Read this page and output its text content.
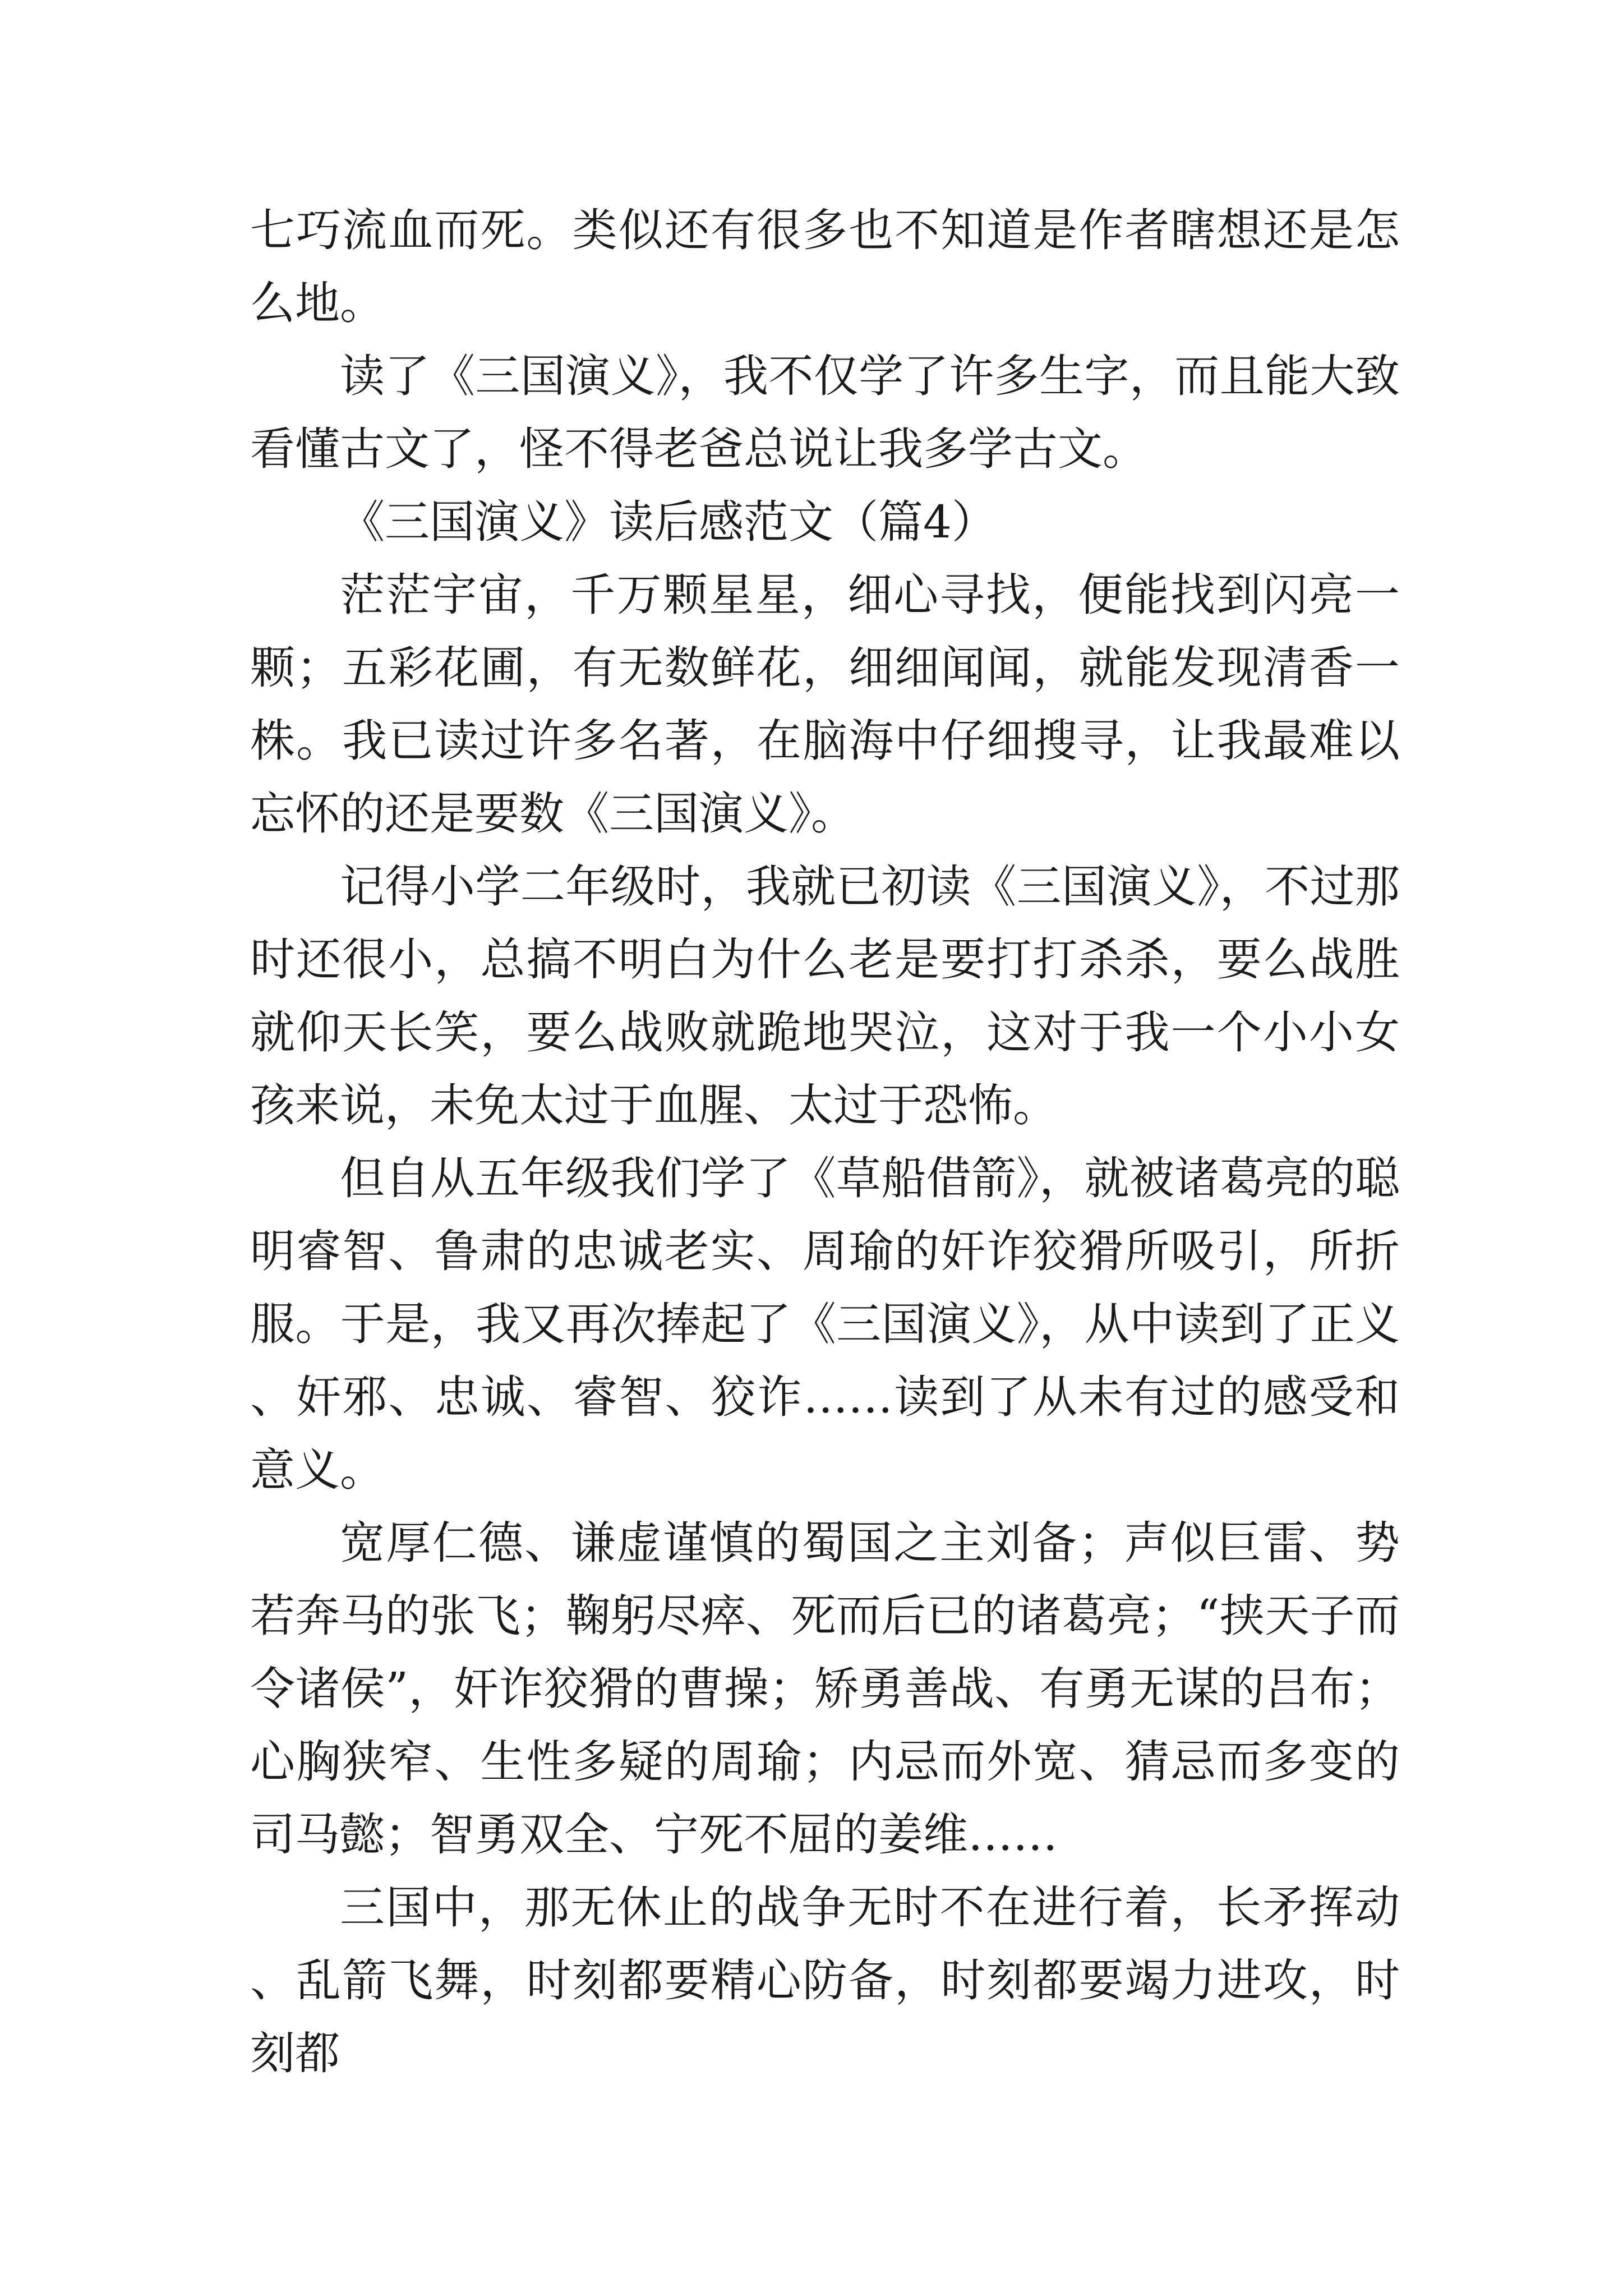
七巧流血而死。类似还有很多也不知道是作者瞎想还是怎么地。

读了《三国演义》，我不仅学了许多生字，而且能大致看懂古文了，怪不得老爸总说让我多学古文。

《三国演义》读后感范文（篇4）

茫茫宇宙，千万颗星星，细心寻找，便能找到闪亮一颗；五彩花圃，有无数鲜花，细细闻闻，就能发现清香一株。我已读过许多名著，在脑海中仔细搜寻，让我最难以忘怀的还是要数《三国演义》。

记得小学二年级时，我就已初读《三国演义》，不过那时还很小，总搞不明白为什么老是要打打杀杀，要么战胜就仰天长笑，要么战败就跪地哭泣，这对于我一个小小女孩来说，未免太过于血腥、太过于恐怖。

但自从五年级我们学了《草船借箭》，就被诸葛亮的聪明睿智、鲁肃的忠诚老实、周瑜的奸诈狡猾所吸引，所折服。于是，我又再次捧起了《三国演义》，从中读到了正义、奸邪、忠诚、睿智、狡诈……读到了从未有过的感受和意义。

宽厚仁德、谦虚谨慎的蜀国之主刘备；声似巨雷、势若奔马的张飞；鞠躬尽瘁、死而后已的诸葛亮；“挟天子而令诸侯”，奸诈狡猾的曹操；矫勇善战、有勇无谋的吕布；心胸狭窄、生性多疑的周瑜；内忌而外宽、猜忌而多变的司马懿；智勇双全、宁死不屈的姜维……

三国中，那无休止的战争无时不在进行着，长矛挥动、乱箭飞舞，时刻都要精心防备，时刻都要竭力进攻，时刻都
• • •
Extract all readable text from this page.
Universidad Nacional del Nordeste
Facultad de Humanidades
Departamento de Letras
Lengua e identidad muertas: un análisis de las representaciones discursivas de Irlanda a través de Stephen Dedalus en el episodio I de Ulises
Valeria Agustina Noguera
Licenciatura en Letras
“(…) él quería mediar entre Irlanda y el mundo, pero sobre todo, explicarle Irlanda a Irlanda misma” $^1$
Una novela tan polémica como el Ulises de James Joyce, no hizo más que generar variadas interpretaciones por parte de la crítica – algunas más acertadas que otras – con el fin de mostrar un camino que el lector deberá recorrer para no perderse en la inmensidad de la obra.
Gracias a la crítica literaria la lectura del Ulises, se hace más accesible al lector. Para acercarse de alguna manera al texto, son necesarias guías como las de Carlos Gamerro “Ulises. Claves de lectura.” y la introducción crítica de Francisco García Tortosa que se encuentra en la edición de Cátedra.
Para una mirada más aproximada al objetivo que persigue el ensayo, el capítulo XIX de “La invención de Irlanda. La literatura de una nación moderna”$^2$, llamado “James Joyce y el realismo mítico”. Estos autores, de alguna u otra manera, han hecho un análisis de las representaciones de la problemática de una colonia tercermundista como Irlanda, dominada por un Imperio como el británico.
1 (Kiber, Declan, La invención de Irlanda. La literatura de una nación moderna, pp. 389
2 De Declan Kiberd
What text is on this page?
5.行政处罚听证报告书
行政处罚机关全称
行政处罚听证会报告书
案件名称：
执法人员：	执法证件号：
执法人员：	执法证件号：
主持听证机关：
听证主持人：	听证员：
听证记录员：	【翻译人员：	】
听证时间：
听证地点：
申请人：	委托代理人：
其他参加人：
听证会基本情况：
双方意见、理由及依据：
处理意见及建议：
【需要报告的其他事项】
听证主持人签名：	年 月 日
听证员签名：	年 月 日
• • •
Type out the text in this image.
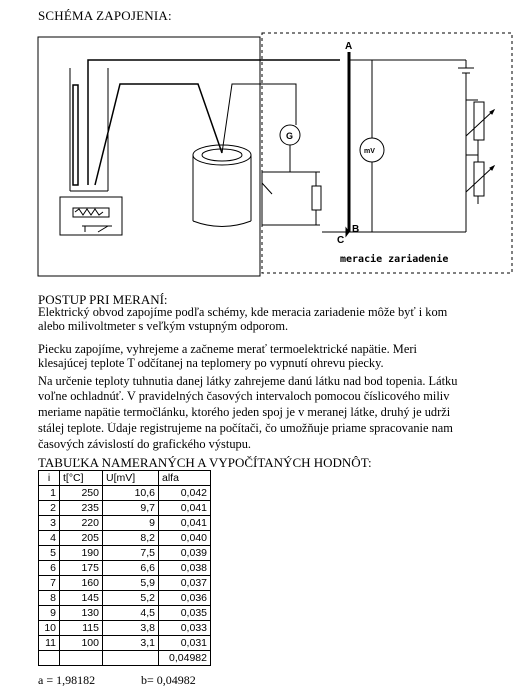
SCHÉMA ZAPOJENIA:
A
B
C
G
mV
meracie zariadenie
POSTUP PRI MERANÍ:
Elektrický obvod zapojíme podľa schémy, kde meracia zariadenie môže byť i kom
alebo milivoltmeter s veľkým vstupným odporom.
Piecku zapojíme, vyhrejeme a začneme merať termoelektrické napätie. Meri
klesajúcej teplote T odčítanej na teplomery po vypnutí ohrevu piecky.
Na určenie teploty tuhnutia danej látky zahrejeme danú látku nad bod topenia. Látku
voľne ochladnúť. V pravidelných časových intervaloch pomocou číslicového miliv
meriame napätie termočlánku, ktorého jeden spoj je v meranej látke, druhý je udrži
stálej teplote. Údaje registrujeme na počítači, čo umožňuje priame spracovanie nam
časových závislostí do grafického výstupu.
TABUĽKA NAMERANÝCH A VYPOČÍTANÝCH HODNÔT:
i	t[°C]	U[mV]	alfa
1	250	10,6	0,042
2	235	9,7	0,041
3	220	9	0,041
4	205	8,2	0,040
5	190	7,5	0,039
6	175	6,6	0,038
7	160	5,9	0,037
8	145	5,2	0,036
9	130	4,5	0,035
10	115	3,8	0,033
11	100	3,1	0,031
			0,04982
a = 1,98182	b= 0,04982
• • •
> [STATED TASK]:
Work out how many lines in the records above contain the word "análisis", and give only that number.

> [FULL ANSWER]:
2